Dataset items
◇ ◇ ◇ ◇ ◇ ◇ ◇
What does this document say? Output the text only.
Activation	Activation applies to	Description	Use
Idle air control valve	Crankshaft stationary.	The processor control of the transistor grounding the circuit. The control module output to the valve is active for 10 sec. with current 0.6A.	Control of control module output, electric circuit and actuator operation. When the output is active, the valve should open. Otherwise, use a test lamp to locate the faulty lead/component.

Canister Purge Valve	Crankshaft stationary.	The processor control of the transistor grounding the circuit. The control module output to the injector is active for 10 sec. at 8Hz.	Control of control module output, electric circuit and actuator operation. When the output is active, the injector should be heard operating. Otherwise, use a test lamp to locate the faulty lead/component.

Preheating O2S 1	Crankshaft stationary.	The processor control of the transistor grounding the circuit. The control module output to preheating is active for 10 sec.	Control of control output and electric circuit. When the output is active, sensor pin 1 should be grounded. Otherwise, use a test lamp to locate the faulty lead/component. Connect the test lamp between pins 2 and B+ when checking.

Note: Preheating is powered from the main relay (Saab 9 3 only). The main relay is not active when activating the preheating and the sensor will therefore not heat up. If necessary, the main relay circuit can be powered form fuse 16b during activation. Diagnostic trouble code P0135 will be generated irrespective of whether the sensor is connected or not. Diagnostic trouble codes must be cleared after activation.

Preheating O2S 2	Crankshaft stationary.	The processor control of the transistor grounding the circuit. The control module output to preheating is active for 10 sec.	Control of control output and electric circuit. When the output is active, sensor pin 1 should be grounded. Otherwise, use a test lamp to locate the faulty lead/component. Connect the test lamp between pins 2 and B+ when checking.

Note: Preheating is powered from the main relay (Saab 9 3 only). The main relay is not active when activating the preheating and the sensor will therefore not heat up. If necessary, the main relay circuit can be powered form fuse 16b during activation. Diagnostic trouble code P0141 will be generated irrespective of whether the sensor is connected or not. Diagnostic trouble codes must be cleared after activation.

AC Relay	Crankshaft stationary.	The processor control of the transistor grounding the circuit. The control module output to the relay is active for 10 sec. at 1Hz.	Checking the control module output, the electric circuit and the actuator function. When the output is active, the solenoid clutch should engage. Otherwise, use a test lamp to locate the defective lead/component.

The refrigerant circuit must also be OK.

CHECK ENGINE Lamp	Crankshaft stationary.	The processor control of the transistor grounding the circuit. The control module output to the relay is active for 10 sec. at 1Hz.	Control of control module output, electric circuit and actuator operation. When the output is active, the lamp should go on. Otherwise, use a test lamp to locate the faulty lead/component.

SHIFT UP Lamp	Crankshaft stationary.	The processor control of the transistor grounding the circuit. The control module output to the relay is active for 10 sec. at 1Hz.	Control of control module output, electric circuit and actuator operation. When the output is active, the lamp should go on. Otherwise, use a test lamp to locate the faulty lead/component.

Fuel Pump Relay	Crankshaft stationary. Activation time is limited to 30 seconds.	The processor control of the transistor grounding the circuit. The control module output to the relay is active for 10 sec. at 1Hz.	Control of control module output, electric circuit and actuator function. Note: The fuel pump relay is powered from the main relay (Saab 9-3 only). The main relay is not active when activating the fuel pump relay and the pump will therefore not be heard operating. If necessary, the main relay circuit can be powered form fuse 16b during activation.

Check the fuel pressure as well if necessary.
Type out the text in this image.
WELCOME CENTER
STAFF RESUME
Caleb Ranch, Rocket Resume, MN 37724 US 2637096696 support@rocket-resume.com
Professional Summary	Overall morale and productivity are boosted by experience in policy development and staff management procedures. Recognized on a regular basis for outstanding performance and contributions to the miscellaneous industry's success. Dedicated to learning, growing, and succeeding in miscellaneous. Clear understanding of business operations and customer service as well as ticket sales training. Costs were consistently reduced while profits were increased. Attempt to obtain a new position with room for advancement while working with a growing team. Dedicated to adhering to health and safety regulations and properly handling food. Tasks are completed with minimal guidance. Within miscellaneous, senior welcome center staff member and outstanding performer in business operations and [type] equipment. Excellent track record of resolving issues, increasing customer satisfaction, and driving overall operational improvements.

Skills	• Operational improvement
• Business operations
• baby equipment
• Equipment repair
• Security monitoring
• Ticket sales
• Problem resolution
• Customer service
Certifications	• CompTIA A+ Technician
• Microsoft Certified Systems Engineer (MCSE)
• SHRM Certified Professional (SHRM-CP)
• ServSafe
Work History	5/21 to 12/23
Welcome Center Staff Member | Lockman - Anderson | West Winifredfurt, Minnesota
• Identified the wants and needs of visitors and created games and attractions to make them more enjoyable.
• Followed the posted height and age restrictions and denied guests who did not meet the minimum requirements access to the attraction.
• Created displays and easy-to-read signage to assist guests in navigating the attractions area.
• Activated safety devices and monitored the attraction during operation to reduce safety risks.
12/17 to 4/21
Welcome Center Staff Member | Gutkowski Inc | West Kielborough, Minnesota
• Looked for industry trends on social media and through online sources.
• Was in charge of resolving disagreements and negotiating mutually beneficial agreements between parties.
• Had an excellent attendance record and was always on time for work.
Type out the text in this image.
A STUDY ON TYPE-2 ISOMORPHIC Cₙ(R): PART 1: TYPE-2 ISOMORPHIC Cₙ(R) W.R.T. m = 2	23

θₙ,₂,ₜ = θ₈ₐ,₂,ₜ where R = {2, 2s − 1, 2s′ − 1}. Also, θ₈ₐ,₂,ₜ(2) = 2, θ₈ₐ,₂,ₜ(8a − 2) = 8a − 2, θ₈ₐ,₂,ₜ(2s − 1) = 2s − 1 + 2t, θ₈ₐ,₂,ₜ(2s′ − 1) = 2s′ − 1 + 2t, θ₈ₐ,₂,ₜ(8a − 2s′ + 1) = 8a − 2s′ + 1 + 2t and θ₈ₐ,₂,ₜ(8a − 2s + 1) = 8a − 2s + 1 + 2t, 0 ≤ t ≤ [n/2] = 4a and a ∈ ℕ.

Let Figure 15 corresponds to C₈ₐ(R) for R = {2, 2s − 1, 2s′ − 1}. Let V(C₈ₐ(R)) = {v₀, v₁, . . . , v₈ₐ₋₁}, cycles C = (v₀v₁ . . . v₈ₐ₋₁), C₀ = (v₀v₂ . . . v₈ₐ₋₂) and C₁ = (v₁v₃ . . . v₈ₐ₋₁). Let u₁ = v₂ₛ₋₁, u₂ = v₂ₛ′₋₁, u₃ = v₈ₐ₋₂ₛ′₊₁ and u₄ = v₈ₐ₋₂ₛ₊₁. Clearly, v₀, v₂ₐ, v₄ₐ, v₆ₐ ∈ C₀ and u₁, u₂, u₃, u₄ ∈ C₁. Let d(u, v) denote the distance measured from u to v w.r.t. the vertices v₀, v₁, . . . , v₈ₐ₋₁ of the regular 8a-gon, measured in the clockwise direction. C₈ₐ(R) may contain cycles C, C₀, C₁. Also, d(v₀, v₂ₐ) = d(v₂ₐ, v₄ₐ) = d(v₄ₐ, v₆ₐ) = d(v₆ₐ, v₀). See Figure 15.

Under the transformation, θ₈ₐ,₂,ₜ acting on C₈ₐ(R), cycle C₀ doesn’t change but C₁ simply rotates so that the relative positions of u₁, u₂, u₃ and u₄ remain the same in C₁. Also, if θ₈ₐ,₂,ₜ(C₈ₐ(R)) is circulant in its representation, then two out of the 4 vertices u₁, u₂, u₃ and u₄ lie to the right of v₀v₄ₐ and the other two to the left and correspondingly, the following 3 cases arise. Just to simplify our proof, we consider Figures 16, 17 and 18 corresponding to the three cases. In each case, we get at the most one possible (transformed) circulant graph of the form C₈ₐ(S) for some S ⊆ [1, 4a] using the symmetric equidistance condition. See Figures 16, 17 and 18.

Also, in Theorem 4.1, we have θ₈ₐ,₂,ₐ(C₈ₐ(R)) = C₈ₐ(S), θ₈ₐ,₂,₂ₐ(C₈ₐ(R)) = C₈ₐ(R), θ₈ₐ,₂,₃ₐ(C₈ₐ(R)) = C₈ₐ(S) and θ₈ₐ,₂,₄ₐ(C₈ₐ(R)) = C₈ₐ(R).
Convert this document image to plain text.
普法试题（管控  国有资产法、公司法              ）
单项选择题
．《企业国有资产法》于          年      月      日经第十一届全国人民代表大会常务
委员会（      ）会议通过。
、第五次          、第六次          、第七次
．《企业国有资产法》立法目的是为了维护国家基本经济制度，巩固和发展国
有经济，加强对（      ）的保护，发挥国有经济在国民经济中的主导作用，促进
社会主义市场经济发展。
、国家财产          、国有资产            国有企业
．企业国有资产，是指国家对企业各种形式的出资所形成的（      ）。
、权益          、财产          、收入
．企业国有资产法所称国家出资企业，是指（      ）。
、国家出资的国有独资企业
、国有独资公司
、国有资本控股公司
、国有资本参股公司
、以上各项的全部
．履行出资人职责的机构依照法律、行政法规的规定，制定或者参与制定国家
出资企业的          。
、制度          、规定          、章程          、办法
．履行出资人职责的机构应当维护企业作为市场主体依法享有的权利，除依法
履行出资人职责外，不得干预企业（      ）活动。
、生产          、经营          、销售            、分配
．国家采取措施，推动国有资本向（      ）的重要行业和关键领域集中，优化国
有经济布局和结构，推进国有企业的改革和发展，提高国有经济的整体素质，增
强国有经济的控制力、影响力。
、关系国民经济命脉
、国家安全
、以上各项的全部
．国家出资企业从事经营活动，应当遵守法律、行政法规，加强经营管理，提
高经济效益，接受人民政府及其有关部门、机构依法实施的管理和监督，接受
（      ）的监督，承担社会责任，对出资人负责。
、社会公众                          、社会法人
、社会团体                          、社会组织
◇ ◇ ◇ ◇ ◇ ◇ ◇
### Goal
In the listing, find each line with the string "Diagnostic" and copy it.

### Output for this exercise
Note: Preheating is powered from the main relay (Saab 9 3 only). The main relay is not active when activating the preheating and the sensor will therefore not heat up. If necessary, the main relay circuit can be powered form fuse 16b during activation. Diagnostic trouble code P0135 will be generated irrespective of whether the sensor is connected or not. Diagnostic trouble codes must be cleared after activation.
Note: Preheating is powered from the main relay (Saab 9 3 only). The main relay is not active when activating the preheating and the sensor will therefore not heat up. If necessary, the main relay circuit can be powered form fuse 16b during activation. Diagnostic trouble code P0141 will be generated irrespective of whether the sensor is connected or not. Diagnostic trouble codes must be cleared after activation.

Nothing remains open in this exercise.